■ The input

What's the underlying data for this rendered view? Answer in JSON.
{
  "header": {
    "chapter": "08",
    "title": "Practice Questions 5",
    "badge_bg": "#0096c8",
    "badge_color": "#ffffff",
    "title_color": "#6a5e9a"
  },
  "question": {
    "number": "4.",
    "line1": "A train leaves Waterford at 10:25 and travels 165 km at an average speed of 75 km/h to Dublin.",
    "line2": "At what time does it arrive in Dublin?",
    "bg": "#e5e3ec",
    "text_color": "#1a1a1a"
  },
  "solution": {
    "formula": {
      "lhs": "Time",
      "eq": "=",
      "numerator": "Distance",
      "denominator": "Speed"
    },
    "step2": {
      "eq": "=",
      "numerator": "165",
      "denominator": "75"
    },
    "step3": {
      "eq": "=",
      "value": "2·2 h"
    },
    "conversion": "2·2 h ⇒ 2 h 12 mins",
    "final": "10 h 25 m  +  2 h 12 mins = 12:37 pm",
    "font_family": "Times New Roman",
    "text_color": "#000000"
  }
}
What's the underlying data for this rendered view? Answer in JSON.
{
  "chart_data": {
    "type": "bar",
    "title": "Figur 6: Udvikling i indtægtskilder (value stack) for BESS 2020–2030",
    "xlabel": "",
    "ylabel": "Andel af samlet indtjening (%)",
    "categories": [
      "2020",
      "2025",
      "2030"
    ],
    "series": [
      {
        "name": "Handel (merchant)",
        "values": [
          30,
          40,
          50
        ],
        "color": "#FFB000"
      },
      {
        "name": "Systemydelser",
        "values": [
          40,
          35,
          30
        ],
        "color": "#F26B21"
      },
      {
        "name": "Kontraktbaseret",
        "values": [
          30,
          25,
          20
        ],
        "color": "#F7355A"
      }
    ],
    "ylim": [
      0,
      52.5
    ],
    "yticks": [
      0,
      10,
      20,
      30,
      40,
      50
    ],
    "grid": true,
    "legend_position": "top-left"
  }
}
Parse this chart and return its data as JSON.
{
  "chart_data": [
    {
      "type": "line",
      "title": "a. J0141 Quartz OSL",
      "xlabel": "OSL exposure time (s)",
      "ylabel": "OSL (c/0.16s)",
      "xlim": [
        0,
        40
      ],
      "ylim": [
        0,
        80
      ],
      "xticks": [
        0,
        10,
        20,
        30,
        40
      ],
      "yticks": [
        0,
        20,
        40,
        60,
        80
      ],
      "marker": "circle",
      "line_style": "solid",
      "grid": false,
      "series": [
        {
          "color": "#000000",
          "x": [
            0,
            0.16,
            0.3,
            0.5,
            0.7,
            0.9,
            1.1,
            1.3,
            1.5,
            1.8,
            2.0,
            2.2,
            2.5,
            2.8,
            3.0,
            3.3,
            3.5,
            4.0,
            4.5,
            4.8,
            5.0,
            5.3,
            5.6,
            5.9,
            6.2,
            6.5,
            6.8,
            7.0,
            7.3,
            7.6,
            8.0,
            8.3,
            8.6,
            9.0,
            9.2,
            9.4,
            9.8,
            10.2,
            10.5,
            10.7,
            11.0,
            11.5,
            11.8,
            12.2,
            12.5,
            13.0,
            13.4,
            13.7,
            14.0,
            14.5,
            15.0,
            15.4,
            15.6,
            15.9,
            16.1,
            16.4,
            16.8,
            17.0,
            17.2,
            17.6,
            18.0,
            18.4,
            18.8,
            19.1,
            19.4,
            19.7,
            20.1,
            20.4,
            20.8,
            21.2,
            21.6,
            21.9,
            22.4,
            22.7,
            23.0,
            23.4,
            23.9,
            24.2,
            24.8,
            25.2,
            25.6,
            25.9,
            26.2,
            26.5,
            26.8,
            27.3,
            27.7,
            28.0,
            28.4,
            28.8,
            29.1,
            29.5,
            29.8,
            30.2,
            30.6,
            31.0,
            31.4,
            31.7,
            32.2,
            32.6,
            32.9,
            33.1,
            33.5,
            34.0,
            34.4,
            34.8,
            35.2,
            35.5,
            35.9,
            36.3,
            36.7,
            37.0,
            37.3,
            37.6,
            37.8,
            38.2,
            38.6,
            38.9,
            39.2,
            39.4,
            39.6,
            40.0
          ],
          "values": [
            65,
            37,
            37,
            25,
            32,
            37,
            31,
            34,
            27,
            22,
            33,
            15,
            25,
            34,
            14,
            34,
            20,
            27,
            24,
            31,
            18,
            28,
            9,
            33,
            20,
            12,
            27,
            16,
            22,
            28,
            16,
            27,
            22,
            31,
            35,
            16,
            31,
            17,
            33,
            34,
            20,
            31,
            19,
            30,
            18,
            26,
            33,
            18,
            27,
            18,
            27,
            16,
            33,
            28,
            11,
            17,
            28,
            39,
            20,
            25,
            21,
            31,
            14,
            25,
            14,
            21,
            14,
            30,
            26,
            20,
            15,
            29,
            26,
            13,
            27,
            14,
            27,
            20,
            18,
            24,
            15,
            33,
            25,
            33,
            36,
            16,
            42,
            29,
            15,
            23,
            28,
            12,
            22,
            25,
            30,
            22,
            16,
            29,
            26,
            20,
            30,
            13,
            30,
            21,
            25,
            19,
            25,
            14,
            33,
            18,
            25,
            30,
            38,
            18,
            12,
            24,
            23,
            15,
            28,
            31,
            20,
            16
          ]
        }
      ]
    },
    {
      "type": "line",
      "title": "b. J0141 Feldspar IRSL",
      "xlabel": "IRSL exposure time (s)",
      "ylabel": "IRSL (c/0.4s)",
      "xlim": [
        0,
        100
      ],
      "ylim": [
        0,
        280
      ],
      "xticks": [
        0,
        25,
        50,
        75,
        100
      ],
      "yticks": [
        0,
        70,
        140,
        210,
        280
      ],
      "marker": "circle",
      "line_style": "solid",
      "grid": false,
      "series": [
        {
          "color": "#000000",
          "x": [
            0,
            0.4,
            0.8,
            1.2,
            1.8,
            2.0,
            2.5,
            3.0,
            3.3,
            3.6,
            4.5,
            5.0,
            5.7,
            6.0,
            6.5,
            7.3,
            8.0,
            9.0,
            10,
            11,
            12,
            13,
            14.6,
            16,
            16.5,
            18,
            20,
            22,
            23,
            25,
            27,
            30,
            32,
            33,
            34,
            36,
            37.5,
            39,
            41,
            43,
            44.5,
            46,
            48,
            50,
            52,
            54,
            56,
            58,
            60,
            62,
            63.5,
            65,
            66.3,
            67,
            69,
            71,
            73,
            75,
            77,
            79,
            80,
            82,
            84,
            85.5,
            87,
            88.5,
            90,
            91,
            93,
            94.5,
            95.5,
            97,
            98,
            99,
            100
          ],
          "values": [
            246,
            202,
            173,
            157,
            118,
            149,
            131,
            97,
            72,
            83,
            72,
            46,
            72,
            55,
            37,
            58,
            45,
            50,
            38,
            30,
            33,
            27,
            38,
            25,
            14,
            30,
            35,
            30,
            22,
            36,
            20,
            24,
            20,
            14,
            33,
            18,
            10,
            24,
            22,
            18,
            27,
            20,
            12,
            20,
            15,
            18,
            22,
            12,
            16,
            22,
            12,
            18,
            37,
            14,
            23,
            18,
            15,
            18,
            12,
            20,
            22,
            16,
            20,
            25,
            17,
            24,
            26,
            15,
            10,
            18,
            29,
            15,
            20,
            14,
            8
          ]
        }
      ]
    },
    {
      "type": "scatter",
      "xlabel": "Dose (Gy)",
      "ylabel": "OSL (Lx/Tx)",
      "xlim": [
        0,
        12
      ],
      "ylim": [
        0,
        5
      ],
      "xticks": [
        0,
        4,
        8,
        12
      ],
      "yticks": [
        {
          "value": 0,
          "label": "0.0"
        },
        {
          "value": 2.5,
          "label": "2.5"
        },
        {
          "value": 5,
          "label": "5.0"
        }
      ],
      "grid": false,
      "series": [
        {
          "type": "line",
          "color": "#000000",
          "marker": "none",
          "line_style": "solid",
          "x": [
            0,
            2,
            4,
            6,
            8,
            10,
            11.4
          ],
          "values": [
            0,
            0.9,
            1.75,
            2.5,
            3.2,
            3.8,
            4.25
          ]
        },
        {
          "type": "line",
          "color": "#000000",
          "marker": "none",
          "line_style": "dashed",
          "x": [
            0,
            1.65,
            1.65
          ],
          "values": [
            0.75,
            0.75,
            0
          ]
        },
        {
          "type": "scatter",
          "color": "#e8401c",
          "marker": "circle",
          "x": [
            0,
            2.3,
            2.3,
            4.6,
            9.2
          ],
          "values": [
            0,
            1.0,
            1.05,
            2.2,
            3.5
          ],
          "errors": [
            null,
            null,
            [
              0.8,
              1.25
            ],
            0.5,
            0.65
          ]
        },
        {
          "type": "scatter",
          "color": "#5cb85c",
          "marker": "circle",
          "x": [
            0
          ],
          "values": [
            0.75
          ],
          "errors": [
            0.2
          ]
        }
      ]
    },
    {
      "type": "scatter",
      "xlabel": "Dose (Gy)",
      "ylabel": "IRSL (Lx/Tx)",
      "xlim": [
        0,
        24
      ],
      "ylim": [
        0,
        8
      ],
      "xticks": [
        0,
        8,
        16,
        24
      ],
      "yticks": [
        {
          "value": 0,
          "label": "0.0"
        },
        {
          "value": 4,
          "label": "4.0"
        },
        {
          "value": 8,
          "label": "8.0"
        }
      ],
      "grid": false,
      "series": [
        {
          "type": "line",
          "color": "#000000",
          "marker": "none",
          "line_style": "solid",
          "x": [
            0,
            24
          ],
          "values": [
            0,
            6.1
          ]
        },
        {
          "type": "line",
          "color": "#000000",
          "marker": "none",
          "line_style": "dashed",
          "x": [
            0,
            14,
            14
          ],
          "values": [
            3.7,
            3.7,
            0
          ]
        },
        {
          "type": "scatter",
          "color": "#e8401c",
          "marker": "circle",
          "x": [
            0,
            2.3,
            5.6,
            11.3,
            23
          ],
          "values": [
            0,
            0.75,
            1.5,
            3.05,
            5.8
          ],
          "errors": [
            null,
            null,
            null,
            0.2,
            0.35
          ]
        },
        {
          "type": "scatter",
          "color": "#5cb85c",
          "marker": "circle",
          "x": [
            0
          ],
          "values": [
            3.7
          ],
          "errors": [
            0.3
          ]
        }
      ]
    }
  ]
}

■ Instruction
Count all lines of the data that include "ylabel". The answer is the number alone.

■ Answer to the task
5